◆ Text block:
10 Nov, 2022
Innovative treatment models developed locally in regional and rural areas are transforming eating disorder care in New South Wales, allowing people to be treated closer to home and improving their outcomes and experience.
The changes, made as part of the single largest eating disorder clinical redesign undertaken in Australia, will be presented at the 2022 NSW Eating Disorders Forum today at InsideOut Institute for Eating Disorders, a joint venture between the Sydney Local Health District and the University of Sydney.
More than 200 frontline health workers from across NSW, including doctors, psychiatrists, psychologists, dieticians, nurses, social workers, occupational therapists and health service managers are attending the forum to work on improving services for people with eating disorders and their families and carers.
1.2 million Australians are living with an eating disorder but less than a quarter receive evidence-based treatment. Eating disorders are the leading psychiatric cause of death and have a profound impact on families and communities.
The NSW Government has invested over $39 million in its reform program to date and health districts across NSW have committed resources and staff.
InsideOut Institute Deputy Director and Head of Service Development & Policy Danielle Maloney said NSW is working toward ensuring every person with an eating disorder will be identified and supported to receive the care they need, wherever they enter the health system and no matter where they live.
“Since the release of the NSW Service Plan, we are seeing innovative changes to the way eating disorders treatment is being delivered - particularly in regional areas - resulting in improved access and journeys through the health system for people with eating disorders and their families and supports, via new pathways to care and high-quality care being delivered closer to home,” said Ms Maloney.
Eighteen eating disorder coordinator positions located in local health districts and specialty networks across NSW are building workforce capacity to deliver programs which include hospital in the home, consultation services between treatment providers, designated home wards and alternatives to the emergency department as the admission pathway to hospital.
An innovative Hospital in the Home service for people with an eating disorder developed in 2020 in Orange has meant less time in hospital and more care being delivered in the community.
Western New South Wales Local Health District (WNSWLHD) Eating Disorders Coordinator Meg Vickery says that, in the absence of an intensive eating disorder service, this model of care has resulted in improved outcomes for consumers through eating disorder education to clinicians and better consultation between emergency departments, dietetics, and psychiatry.
“The best treatment is to keep people in the least restrictive environment. I am thrilled to see that this program has assisted with keeping adults with an eating disorder out of hospital and enabled them to re-engage with their lives,” said Ms. Vickery.

◆ Tasks to carry out:
[1] Rewrite the paragraph of the article on eating disorder care in NSW that begins "Eighteen eating disorder coordinator positions" as a brief list, keeping its main facts.
[2] Answer these questions using the article on eating disorder care in NSW:
(a) How many Australians are living with an eating disorder?
(b) How much has the NSW Government invested in its reform program to date?
(c) In what year and in what town was the Hospital in the Home service for people with an eating disorder developed?

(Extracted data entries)
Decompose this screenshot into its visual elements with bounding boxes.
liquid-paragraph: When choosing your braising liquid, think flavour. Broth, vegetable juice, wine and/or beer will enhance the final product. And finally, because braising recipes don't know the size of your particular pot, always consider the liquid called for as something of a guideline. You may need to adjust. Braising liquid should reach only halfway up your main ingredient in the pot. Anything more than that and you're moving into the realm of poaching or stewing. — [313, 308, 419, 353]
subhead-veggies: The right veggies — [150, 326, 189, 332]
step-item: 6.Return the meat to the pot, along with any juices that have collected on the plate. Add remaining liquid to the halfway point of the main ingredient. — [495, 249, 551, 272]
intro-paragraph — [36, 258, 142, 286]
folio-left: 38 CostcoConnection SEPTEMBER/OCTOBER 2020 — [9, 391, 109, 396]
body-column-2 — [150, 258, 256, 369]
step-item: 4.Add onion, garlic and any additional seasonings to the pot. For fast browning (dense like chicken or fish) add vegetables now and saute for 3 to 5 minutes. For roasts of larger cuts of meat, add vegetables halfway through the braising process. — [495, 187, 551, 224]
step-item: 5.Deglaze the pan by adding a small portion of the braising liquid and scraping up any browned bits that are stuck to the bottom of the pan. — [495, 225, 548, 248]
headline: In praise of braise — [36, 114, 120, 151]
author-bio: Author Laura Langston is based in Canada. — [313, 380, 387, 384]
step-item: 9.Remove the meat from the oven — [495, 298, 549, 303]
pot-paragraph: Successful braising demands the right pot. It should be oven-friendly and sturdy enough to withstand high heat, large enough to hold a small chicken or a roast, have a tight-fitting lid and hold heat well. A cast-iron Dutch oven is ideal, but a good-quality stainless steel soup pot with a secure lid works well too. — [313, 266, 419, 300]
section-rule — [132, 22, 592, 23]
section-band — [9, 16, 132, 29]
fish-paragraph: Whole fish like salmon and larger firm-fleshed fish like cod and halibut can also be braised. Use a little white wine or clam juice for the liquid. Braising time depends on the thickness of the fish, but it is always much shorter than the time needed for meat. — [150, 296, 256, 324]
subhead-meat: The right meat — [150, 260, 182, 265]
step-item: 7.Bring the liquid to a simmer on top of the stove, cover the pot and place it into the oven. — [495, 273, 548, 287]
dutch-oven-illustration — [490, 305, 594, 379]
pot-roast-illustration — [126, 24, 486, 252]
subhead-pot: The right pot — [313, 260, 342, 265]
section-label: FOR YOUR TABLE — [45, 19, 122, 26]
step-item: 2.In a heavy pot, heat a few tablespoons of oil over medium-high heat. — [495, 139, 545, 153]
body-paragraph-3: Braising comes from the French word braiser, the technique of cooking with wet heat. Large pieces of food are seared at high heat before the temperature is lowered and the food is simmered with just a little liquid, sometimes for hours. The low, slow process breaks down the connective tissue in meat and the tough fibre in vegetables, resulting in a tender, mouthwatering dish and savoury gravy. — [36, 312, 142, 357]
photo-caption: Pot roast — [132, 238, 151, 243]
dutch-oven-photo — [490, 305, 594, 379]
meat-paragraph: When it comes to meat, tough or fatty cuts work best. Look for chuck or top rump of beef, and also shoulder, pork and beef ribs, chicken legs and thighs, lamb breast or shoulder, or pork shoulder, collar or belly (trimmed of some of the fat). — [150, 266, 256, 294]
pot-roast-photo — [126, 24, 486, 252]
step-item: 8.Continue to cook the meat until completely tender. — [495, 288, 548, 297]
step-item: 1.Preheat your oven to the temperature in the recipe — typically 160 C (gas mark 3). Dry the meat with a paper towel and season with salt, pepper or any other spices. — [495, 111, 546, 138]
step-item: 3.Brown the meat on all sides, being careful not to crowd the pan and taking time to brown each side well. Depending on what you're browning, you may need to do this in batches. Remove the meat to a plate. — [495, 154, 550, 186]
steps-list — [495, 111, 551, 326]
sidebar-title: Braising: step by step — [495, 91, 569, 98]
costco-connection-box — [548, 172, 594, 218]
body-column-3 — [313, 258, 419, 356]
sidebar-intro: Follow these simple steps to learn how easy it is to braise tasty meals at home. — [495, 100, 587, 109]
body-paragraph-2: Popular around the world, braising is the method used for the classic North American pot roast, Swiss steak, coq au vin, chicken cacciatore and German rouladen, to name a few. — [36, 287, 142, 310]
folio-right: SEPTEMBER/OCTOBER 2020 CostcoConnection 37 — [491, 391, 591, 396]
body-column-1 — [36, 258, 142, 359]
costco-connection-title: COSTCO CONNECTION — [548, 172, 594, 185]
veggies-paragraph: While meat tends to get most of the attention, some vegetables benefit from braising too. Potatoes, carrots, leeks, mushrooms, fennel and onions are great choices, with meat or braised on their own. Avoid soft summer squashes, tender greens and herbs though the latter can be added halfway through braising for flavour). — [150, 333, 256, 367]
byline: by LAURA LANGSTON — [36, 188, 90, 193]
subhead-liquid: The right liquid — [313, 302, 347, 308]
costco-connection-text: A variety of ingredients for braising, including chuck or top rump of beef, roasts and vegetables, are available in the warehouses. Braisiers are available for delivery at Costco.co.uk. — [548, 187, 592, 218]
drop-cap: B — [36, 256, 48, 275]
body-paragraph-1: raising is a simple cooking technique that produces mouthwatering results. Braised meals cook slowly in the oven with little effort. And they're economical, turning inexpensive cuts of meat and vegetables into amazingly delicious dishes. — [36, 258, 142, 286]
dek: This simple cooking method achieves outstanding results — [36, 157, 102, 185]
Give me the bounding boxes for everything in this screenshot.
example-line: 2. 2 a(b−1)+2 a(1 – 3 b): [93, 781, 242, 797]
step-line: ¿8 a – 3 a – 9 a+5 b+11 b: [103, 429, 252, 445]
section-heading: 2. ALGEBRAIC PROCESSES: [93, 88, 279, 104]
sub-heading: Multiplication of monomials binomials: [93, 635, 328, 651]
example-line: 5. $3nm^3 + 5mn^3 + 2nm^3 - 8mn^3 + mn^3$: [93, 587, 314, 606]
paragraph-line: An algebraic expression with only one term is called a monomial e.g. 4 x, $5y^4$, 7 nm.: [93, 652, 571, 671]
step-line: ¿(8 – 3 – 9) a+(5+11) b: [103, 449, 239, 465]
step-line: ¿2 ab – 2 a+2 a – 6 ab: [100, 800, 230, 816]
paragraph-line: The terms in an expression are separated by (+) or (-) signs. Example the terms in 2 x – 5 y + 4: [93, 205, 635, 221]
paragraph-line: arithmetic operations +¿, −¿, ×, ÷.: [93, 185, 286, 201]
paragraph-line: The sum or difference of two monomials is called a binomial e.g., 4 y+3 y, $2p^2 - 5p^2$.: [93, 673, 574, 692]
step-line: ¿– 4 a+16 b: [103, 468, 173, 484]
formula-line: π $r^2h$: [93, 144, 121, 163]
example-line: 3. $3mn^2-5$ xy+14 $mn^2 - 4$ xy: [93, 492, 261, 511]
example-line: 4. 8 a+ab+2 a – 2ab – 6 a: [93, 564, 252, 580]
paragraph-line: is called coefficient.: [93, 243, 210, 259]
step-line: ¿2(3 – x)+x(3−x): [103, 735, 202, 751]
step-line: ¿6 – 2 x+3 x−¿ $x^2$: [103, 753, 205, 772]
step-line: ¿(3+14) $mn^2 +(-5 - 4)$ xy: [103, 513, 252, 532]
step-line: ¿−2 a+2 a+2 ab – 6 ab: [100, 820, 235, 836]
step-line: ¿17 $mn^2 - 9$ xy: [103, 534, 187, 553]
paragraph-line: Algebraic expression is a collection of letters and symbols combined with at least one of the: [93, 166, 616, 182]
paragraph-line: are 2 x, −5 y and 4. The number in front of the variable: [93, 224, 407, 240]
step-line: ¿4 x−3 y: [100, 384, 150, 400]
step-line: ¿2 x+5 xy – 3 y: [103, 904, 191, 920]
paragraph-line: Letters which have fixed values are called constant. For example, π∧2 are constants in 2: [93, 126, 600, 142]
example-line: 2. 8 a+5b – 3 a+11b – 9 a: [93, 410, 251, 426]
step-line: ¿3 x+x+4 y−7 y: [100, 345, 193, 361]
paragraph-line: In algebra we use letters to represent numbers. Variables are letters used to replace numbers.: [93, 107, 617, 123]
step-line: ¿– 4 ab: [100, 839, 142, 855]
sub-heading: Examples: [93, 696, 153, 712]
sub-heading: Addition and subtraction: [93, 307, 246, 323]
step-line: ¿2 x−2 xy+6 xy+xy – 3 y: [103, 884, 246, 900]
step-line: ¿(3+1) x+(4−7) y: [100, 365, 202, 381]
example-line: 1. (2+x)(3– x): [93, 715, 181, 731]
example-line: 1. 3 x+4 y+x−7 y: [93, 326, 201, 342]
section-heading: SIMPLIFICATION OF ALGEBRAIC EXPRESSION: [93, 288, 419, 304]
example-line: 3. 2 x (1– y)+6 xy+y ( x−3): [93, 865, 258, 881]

◆ List of solutions:
[1]
Eighteen eating disorder coordinator positions in local health districts and specialty networks across NSW are building workforce capacity to deliver programs including:
- hospital in the home
- consultation services between treatment providers
- designated home wards
- alternatives to the emergency department as the admission pathway to hospital

[2]
(a) 1.2 million
(b) Over $39 million
(c) 2020, in Orange